§ **WHAT IS EXPECTED**:
Pictures aside, repeat every entry exactly.

[Some records]

== == ==

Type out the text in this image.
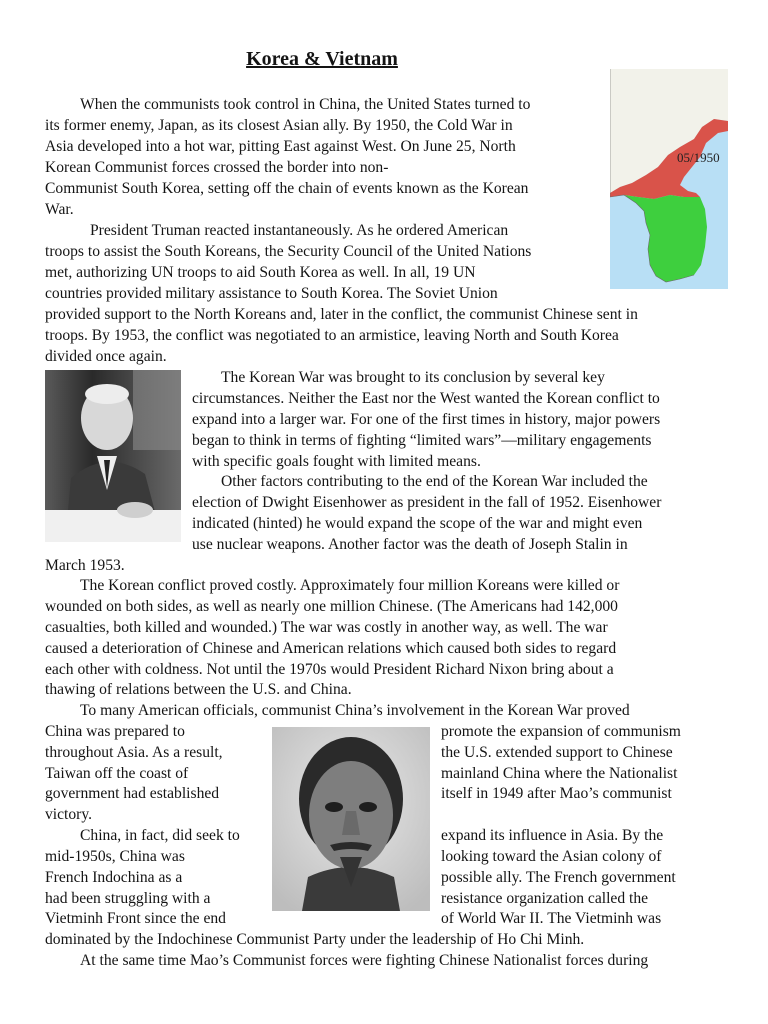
Korea & Vietnam
05/1950
When the communists took control in China, the United States turned to
its former enemy, Japan, as its closest Asian ally. By 1950, the Cold War in
Asia developed into a hot war, pitting East against West. On June 25, North
Korean Communist forces crossed the border into non-
Communist South Korea, setting off the chain of events known as the Korean
War.
President Truman reacted instantaneously. As he ordered American
troops to assist the South Koreans, the Security Council of the United Nations
met, authorizing UN troops to aid South Korea as well. In all, 19 UN
countries provided military assistance to South Korea. The Soviet Union
provided support to the North Koreans and, later in the conflict, the communist Chinese sent in
troops. By 1953, the conflict was negotiated to an armistice, leaving North and South Korea
divided once again.
The Korean War was brought to its conclusion by several key
circumstances. Neither the East nor the West wanted the Korean conflict to
expand into a larger war. For one of the first times in history, major powers
began to think in terms of fighting “limited wars”—military engagements
with specific goals fought with limited means.
Other factors contributing to the end of the Korean War included the
election of Dwight Eisenhower as president in the fall of 1952. Eisenhower
indicated (hinted) he would expand the scope of the war and might even
use nuclear weapons. Another factor was the death of Joseph Stalin in
March 1953.
The Korean conflict proved costly. Approximately four million Koreans were killed or
wounded on both sides, as well as nearly one million Chinese. (The Americans had 142,000
casualties, both killed and wounded.) The war was costly in another way, as well. The war
caused a deterioration of Chinese and American relations which caused both sides to regard
each other with coldness. Not until the 1970s would President Richard Nixon bring about a
thawing of relations between the U.S. and China.
To many American officials, communist China’s involvement in the Korean War proved
China was prepared to	promote the expansion of communism
throughout Asia. As a result,	the U.S. extended support to Chinese
Taiwan off the coast of	mainland China where the Nationalist
government had established	itself in 1949 after Mao’s communist
victory.
China, in fact, did seek to	expand its influence in Asia. By the
mid-1950s, China was	looking toward the Asian colony of
French Indochina as a	possible ally. The French government
had been struggling with a	resistance organization called the
Vietminh Front since the end	of World War II. The Vietminh was
dominated by the Indochinese Communist Party under the leadership of Ho Chi Minh.
At the same time Mao’s Communist forces were fighting Chinese Nationalist forces during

== == ==

§ **CORRECT ANSWER**:
Type out the text in this image.
Korea & Vietnam
05/1950
When the communists took control in China, the United States turned to
its former enemy, Japan, as its closest Asian ally. By 1950, the Cold War in
Asia developed into a hot war, pitting East against West. On June 25, North
Korean Communist forces crossed the border into non-
Communist South Korea, setting off the chain of events known as the Korean
War.
President Truman reacted instantaneously. As he ordered American
troops to assist the South Koreans, the Security Council of the United Nations
met, authorizing UN troops to aid South Korea as well. In all, 19 UN
countries provided military assistance to South Korea. The Soviet Union
provided support to the North Koreans and, later in the conflict, the communist Chinese sent in
troops. By 1953, the conflict was negotiated to an armistice, leaving North and South Korea
divided once again.
The Korean War was brought to its conclusion by several key
circumstances. Neither the East nor the West wanted the Korean conflict to
expand into a larger war. For one of the first times in history, major powers
began to think in terms of fighting “limited wars”—military engagements
with specific goals fought with limited means.
Other factors contributing to the end of the Korean War included the
election of Dwight Eisenhower as president in the fall of 1952. Eisenhower
indicated (hinted) he would expand the scope of the war and might even
use nuclear weapons. Another factor was the death of Joseph Stalin in
March 1953.
The Korean conflict proved costly. Approximately four million Koreans were killed or
wounded on both sides, as well as nearly one million Chinese. (The Americans had 142,000
casualties, both killed and wounded.) The war was costly in another way, as well. The war
caused a deterioration of Chinese and American relations which caused both sides to regard
each other with coldness. Not until the 1970s would President Richard Nixon bring about a
thawing of relations between the U.S. and China.
To many American officials, communist China’s involvement in the Korean War proved
China was prepared to	promote the expansion of communism
throughout Asia. As a result,	the U.S. extended support to Chinese
Taiwan off the coast of	mainland China where the Nationalist
government had established	itself in 1949 after Mao’s communist
victory.
China, in fact, did seek to	expand its influence in Asia. By the
mid-1950s, China was	looking toward the Asian colony of
French Indochina as a	possible ally. The French government
had been struggling with a	resistance organization called the
Vietminh Front since the end	of World War II. The Vietminh was
dominated by the Indochinese Communist Party under the leadership of Ho Chi Minh.
At the same time Mao’s Communist forces were fighting Chinese Nationalist forces during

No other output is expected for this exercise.